start Text to read

Friday, August 18, 2017

Friday's are my least planned days part 1

Don't ask me what I'm doing for the weekend. Don't ask if I have plans for the night. Every plan made and plus a backup... And my body usually says guess what??? I try to slide into the weekend as free as can be because the best-laid plans fail.
Today that cannot happen. My youngest finally gets to celebrate her 9th birthday. Fun shall be had.   I have a limited amount of energy but she gets to have it!  Cart me, box me, drag me, I don't care let's celebrate my baby!!

Of course, I know if I'm hurting I'm hurting she will understand. Of course, I know I can always move it to another day. None of that matters and that's what gets me. I can work around life getting in the way but my body betraying me when I need it to be strong and rested isn't fair. Now friend I know life is not fair in the least but I want it to be when it comes to my kids I always want it to be don't you?

end Text to read

What you will do -
• a. In the post about Fridays, which birthday is the writer's youngest celebrating?
• b. Write out the post about Fridays, starting at "Don't ask me" and ending at "be don't you?", changing "youngest" to "daughter".

start Raw data

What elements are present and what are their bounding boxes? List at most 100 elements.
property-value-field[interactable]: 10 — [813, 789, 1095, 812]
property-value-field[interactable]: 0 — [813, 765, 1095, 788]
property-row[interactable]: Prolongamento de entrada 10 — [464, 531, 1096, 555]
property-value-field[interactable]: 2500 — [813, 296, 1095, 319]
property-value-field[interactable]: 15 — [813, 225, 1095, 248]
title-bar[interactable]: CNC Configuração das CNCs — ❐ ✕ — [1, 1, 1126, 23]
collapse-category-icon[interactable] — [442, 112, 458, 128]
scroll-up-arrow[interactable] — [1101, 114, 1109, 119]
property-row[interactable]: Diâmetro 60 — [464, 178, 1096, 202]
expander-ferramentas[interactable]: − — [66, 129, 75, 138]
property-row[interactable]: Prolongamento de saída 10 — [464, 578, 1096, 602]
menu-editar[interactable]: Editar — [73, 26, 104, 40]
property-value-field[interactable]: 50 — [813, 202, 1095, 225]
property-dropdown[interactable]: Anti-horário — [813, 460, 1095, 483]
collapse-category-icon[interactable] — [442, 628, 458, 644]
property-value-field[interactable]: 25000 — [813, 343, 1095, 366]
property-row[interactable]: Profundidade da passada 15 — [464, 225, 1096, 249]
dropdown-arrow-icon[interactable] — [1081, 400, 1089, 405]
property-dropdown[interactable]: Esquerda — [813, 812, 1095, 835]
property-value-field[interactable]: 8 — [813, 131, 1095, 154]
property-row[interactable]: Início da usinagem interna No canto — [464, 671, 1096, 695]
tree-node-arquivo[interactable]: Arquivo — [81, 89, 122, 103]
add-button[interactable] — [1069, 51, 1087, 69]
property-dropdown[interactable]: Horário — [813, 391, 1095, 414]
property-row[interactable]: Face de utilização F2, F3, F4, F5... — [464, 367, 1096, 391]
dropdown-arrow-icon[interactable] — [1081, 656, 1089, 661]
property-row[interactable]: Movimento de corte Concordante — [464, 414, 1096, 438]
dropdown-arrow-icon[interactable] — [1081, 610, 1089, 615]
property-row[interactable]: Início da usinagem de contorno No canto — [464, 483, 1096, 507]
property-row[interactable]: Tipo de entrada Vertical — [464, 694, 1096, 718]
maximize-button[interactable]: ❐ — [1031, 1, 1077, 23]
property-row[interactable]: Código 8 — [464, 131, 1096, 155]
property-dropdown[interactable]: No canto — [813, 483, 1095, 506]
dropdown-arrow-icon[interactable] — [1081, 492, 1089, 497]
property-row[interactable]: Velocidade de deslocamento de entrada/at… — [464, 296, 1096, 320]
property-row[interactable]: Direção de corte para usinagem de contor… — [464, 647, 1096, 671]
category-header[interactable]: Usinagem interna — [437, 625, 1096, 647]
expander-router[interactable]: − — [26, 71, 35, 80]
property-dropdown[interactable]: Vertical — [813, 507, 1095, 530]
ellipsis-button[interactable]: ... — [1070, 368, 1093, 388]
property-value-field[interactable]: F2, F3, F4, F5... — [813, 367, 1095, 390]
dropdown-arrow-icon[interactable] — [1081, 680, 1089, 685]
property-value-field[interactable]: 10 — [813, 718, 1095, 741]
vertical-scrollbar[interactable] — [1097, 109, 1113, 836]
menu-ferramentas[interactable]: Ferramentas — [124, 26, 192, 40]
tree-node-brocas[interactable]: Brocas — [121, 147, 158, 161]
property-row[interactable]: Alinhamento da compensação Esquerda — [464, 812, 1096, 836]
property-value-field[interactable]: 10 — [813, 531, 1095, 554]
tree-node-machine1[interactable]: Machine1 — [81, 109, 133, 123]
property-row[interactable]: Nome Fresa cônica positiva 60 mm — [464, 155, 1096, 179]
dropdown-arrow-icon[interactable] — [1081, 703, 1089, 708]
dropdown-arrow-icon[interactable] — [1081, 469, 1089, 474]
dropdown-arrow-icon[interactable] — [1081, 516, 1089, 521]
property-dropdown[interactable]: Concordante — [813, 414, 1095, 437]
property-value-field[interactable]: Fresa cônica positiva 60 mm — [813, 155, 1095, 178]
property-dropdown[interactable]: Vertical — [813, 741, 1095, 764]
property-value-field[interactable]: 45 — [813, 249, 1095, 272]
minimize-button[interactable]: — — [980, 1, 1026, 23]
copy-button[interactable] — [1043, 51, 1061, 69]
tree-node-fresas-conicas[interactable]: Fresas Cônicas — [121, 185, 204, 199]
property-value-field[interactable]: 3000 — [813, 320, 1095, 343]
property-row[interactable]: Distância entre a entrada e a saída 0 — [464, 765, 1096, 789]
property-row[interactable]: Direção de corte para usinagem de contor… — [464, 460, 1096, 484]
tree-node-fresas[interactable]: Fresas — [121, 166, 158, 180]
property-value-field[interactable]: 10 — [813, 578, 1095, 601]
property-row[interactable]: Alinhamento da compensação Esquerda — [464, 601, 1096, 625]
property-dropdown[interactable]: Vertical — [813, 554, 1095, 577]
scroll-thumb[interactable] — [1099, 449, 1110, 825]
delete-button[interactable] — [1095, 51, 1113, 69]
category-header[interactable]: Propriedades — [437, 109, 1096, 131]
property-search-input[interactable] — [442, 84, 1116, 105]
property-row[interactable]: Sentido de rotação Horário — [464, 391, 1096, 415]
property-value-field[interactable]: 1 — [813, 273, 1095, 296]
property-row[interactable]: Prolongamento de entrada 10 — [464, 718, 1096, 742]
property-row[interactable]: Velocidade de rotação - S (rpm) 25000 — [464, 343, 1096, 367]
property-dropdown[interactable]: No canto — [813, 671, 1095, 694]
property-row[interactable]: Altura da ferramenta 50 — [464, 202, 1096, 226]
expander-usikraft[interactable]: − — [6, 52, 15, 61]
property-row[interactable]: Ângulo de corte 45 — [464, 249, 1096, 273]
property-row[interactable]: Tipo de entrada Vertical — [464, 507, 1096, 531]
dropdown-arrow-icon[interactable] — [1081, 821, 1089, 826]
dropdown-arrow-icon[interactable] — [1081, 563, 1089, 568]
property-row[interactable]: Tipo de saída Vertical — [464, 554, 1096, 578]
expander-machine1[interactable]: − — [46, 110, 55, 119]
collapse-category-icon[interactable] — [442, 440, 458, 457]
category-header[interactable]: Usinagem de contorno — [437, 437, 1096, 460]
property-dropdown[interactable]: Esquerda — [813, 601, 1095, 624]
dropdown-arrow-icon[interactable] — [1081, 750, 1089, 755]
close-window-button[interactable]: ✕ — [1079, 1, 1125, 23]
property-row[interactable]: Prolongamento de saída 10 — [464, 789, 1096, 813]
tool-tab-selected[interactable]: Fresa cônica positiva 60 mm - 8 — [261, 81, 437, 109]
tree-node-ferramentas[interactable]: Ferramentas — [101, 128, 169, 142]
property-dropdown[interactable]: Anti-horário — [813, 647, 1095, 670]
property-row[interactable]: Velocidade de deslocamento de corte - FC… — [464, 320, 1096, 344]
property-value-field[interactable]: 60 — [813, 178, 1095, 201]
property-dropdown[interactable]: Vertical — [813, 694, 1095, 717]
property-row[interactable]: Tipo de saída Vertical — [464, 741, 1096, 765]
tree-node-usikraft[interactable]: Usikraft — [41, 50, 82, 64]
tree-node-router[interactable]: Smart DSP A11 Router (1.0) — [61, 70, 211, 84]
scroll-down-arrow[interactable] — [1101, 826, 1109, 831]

end Raw data

Solutions to the exercise -
• a. Her 9th birthday.

• b.
Don't ask me what I'm doing for the weekend. Don't ask if I have plans for the night. Every plan made and plus a backup... And my body usually says guess what??? I try to slide into the weekend as free as can be because the best-laid plans fail.
Today that cannot happen. My daughter finally gets to celebrate her 9th birthday. Fun shall be had.   I have a limited amount of energy but she gets to have it!  Cart me, box me, drag me, I don't care let's celebrate my baby!!

Of course, I know if I'm hurting I'm hurting she will understand. Of course, I know I can always move it to another day. None of that matters and that's what gets me. I can work around life getting in the way but my body betraying me when I need it to be strong and rested isn't fair. Now friend I know life is not fair in the least but I want it to be when it comes to my kids I always want it to be don't you?